→ **What is asked**
Nothing in the records may be left out or altered; reproduce them all exactly.

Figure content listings
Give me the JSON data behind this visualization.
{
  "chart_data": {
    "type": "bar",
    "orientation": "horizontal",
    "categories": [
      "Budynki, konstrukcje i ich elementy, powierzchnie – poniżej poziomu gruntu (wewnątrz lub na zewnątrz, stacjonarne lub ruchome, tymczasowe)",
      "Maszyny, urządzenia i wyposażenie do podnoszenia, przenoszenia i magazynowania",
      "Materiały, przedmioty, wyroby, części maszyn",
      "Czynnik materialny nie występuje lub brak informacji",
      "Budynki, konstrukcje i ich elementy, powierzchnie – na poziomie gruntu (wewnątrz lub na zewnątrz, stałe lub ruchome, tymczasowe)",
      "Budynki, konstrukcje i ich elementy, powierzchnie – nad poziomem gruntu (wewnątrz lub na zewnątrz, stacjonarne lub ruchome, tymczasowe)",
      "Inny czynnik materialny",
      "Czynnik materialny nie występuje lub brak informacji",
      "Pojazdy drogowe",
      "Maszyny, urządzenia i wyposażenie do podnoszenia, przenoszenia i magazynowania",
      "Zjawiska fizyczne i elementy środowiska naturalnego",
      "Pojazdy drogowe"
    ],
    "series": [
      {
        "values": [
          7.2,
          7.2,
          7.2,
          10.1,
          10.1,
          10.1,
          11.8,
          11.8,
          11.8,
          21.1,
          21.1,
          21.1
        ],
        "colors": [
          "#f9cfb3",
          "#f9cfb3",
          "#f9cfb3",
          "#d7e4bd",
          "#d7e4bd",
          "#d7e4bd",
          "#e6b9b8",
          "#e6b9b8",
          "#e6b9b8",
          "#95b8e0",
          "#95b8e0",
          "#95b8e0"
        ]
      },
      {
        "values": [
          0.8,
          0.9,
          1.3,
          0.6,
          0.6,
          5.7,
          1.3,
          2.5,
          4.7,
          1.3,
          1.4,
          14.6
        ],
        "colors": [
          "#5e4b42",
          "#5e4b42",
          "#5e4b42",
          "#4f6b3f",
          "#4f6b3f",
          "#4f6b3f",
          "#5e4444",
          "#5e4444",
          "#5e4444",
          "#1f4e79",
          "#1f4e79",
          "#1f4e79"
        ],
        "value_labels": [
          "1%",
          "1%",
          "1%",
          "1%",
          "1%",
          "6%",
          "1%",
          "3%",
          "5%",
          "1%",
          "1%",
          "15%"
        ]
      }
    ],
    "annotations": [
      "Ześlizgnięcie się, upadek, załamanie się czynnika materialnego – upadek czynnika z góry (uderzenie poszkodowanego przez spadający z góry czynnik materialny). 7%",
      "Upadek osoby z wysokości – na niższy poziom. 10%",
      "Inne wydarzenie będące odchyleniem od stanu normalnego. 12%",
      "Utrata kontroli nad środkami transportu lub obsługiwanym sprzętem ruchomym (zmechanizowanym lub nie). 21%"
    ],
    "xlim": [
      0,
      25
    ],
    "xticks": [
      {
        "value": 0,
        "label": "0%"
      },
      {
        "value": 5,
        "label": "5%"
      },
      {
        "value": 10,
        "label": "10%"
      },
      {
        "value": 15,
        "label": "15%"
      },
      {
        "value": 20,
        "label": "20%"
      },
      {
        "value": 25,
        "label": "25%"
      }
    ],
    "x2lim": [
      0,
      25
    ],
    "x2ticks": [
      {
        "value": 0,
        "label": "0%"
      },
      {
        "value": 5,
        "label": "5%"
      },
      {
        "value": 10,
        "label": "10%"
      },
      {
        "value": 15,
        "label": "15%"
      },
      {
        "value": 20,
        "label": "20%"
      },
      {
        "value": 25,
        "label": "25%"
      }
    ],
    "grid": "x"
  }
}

→ **Task solution**
Give me the JSON data behind this visualization.
{
  "chart_data": {
    "type": "bar",
    "orientation": "horizontal",
    "categories": [
      "Budynki, konstrukcje i ich elementy, powierzchnie – poniżej poziomu gruntu (wewnątrz lub na zewnątrz, stacjonarne lub ruchome, tymczasowe)",
      "Maszyny, urządzenia i wyposażenie do podnoszenia, przenoszenia i magazynowania",
      "Materiały, przedmioty, wyroby, części maszyn",
      "Czynnik materialny nie występuje lub brak informacji",
      "Budynki, konstrukcje i ich elementy, powierzchnie – na poziomie gruntu (wewnątrz lub na zewnątrz, stałe lub ruchome, tymczasowe)",
      "Budynki, konstrukcje i ich elementy, powierzchnie – nad poziomem gruntu (wewnątrz lub na zewnątrz, stacjonarne lub ruchome, tymczasowe)",
      "Inny czynnik materialny",
      "Czynnik materialny nie występuje lub brak informacji",
      "Pojazdy drogowe",
      "Maszyny, urządzenia i wyposażenie do podnoszenia, przenoszenia i magazynowania",
      "Zjawiska fizyczne i elementy środowiska naturalnego",
      "Pojazdy drogowe"
    ],
    "series": [
      {
        "values": [
          7.2,
          7.2,
          7.2,
          10.1,
          10.1,
          10.1,
          11.8,
          11.8,
          11.8,
          21.1,
          21.1,
          21.1
        ],
        "colors": [
          "#f9cfb3",
          "#f9cfb3",
          "#f9cfb3",
          "#d7e4bd",
          "#d7e4bd",
          "#d7e4bd",
          "#e6b9b8",
          "#e6b9b8",
          "#e6b9b8",
          "#95b8e0",
          "#95b8e0",
          "#95b8e0"
        ]
      },
      {
        "values": [
          0.8,
          0.9,
          1.3,
          0.6,
          0.6,
          5.7,
          1.3,
          2.5,
          4.7,
          1.3,
          1.4,
          14.6
        ],
        "colors": [
          "#5e4b42",
          "#5e4b42",
          "#5e4b42",
          "#4f6b3f",
          "#4f6b3f",
          "#4f6b3f",
          "#5e4444",
          "#5e4444",
          "#5e4444",
          "#1f4e79",
          "#1f4e79",
          "#1f4e79"
        ],
        "value_labels": [
          "1%",
          "1%",
          "1%",
          "1%",
          "1%",
          "6%",
          "1%",
          "3%",
          "5%",
          "1%",
          "1%",
          "15%"
        ]
      }
    ],
    "annotations": [
      "Ześlizgnięcie się, upadek, załamanie się czynnika materialnego – upadek czynnika z góry (uderzenie poszkodowanego przez spadający z góry czynnik materialny). 7%",
      "Upadek osoby z wysokości – na niższy poziom. 10%",
      "Inne wydarzenie będące odchyleniem od stanu normalnego. 12%",
      "Utrata kontroli nad środkami transportu lub obsługiwanym sprzętem ruchomym (zmechanizowanym lub nie). 21%"
    ],
    "xlim": [
      0,
      25
    ],
    "xticks": [
      {
        "value": 0,
        "label": "0%"
      },
      {
        "value": 5,
        "label": "5%"
      },
      {
        "value": 10,
        "label": "10%"
      },
      {
        "value": 15,
        "label": "15%"
      },
      {
        "value": 20,
        "label": "20%"
      },
      {
        "value": 25,
        "label": "25%"
      }
    ],
    "x2lim": [
      0,
      25
    ],
    "x2ticks": [
      {
        "value": 0,
        "label": "0%"
      },
      {
        "value": 5,
        "label": "5%"
      },
      {
        "value": 10,
        "label": "10%"
      },
      {
        "value": 15,
        "label": "15%"
      },
      {
        "value": 20,
        "label": "20%"
      },
      {
        "value": 25,
        "label": "25%"
      }
    ],
    "grid": "x"
  }
}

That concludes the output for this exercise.